[WHAT TO WORK ON]:
Retype every entry exactly, down to the last character.

Dataset rows of page text:
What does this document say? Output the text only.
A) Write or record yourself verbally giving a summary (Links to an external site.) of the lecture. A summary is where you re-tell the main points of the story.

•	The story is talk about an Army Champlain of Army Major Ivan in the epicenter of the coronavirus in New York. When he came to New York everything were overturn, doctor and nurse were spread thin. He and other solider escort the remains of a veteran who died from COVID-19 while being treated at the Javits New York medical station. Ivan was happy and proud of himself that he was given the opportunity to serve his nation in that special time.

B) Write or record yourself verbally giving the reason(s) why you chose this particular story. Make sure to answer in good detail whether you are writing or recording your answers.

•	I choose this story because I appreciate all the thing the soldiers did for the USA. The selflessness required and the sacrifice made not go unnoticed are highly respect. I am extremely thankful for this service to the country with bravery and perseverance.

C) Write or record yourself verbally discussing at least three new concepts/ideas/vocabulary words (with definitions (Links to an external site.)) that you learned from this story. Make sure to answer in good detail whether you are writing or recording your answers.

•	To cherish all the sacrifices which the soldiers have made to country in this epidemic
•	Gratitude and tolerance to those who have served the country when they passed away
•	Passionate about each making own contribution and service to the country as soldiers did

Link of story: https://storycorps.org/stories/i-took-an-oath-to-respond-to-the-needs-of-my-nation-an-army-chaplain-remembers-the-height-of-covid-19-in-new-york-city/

[RESPONSE FOR THIS EXERCISE]:
What does this document say? Output the text only.
A) Write or record yourself verbally giving a summary (Links to an external site.) of the lecture. A summary is where you re-tell the main points of the story.

•	The story is talk about an Army Champlain of Army Major Ivan in the epicenter of the coronavirus in New York. When he came to New York everything were overturn, doctor and nurse were spread thin. He and other solider escort the remains of a veteran who died from COVID-19 while being treated at the Javits New York medical station. Ivan was happy and proud of himself that he was given the opportunity to serve his nation in that special time.

B) Write or record yourself verbally giving the reason(s) why you chose this particular story. Make sure to answer in good detail whether you are writing or recording your answers.

•	I choose this story because I appreciate all the thing the soldiers did for the USA. The selflessness required and the sacrifice made not go unnoticed are highly respect. I am extremely thankful for this service to the country with bravery and perseverance.

C) Write or record yourself verbally discussing at least three new concepts/ideas/vocabulary words (with definitions (Links to an external site.)) that you learned from this story. Make sure to answer in good detail whether you are writing or recording your answers.

•	To cherish all the sacrifices which the soldiers have made to country in this epidemic
•	Gratitude and tolerance to those who have served the country when they passed away
•	Passionate about each making own contribution and service to the country as soldiers did

Link of story: https://storycorps.org/stories/i-took-an-oath-to-respond-to-the-needs-of-my-nation-an-army-chaplain-remembers-the-height-of-covid-19-in-new-york-city/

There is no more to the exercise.